### GIVEN INFORMATION

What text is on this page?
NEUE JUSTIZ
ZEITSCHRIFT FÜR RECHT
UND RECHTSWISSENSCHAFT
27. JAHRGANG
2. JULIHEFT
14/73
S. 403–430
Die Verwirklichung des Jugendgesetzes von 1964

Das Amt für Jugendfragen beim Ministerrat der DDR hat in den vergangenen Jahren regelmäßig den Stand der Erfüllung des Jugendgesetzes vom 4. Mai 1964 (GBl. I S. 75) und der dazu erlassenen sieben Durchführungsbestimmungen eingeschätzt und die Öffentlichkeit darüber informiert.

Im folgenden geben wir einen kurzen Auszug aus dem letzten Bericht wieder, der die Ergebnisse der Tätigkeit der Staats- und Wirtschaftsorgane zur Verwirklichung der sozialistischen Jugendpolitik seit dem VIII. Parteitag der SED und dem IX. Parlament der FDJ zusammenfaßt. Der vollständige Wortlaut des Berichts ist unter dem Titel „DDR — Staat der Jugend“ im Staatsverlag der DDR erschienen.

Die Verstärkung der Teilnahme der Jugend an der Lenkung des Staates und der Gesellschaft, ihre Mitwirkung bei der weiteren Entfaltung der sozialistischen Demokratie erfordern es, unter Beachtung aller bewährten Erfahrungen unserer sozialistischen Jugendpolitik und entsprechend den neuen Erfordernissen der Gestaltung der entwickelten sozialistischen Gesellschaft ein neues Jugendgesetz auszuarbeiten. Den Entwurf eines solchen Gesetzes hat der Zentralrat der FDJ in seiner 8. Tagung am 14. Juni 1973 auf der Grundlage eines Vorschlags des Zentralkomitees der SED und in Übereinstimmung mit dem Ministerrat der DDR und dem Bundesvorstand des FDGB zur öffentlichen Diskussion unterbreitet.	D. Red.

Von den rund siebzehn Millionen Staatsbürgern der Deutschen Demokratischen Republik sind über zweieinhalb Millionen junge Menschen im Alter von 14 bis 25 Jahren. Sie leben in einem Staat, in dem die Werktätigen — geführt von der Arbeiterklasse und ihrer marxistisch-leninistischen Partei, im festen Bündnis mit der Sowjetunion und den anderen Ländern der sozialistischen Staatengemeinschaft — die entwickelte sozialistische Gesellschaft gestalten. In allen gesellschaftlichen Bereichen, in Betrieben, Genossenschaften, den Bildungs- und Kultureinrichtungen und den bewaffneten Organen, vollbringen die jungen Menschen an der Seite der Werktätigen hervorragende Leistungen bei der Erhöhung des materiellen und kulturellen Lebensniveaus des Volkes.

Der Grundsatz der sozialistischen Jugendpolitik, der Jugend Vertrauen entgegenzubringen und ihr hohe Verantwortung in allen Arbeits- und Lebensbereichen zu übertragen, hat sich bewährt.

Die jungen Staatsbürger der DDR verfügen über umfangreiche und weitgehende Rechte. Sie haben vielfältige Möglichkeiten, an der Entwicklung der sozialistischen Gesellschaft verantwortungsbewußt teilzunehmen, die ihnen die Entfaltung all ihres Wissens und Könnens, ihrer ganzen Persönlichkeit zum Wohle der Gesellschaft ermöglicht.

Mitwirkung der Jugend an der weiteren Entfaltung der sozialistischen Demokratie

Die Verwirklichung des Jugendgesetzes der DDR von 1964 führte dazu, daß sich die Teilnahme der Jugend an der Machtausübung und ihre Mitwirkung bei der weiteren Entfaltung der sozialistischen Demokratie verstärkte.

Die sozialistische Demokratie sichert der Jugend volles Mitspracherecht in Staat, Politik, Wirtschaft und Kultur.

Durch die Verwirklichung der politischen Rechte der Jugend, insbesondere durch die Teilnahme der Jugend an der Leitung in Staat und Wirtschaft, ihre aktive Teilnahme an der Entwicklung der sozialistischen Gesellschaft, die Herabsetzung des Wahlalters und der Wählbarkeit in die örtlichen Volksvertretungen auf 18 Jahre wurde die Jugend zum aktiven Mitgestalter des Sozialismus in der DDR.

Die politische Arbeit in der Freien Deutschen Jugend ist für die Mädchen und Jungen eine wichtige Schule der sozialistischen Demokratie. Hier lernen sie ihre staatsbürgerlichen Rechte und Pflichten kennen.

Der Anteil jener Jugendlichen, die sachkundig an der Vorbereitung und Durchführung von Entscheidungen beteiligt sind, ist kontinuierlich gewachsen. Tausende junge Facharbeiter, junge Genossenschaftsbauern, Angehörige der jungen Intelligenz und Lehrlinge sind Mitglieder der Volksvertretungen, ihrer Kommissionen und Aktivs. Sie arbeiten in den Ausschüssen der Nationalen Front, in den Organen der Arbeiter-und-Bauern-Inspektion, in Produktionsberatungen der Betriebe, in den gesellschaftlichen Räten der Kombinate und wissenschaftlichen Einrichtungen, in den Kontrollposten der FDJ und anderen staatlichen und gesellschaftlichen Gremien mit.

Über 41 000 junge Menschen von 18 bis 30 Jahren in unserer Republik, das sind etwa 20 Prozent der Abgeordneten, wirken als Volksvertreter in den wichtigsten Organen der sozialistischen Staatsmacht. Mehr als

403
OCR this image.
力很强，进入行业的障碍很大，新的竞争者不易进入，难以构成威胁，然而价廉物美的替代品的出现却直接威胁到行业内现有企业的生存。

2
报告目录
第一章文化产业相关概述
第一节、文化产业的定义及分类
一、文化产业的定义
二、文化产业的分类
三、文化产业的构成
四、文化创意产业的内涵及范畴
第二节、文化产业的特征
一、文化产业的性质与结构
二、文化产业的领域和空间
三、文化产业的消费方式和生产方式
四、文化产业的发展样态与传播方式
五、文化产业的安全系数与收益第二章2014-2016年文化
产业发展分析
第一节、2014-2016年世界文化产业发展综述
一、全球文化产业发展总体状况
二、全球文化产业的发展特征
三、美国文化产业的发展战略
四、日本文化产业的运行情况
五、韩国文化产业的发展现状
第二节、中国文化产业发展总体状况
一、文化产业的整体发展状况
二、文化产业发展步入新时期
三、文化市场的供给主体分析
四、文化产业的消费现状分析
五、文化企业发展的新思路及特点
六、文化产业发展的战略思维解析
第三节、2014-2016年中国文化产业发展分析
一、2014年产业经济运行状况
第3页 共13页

######

» **REQUIREMENT**
Scan the records for the string "Deutschen". Copy each line in which it appears.

» **SOLVED EXERCISE**
Von den rund siebzehn Millionen Staatsbürgern der Deutschen Demokratischen Republik sind über zweieinhalb Millionen junge Menschen im Alter von 14 bis 25 Jahren. Sie leben in einem Staat, in dem die Werktätigen — geführt von der Arbeiterklasse und ihrer marxistisch-leninistischen Partei, im festen Bündnis mit der Sowjetunion und den anderen Ländern der sozialistischen Staatengemeinschaft — die entwickelte sozialistische Gesellschaft gestalten. In allen gesellschaftlichen Bereichen, in Betrieben, Genossenschaften, den Bildungs- und Kultureinrichtungen und den bewaffneten Organen, vollbringen die jungen Menschen an der Seite der Werktätigen hervorragende Leistungen bei der Erhöhung des materiellen und kulturellen Lebensniveaus des Volkes.
Die politische Arbeit in der Freien Deutschen Jugend ist für die Mädchen und Jungen eine wichtige Schule der sozialistischen Demokratie. Hier lernen sie ihre staatsbürgerlichen Rechte und Pflichten kennen.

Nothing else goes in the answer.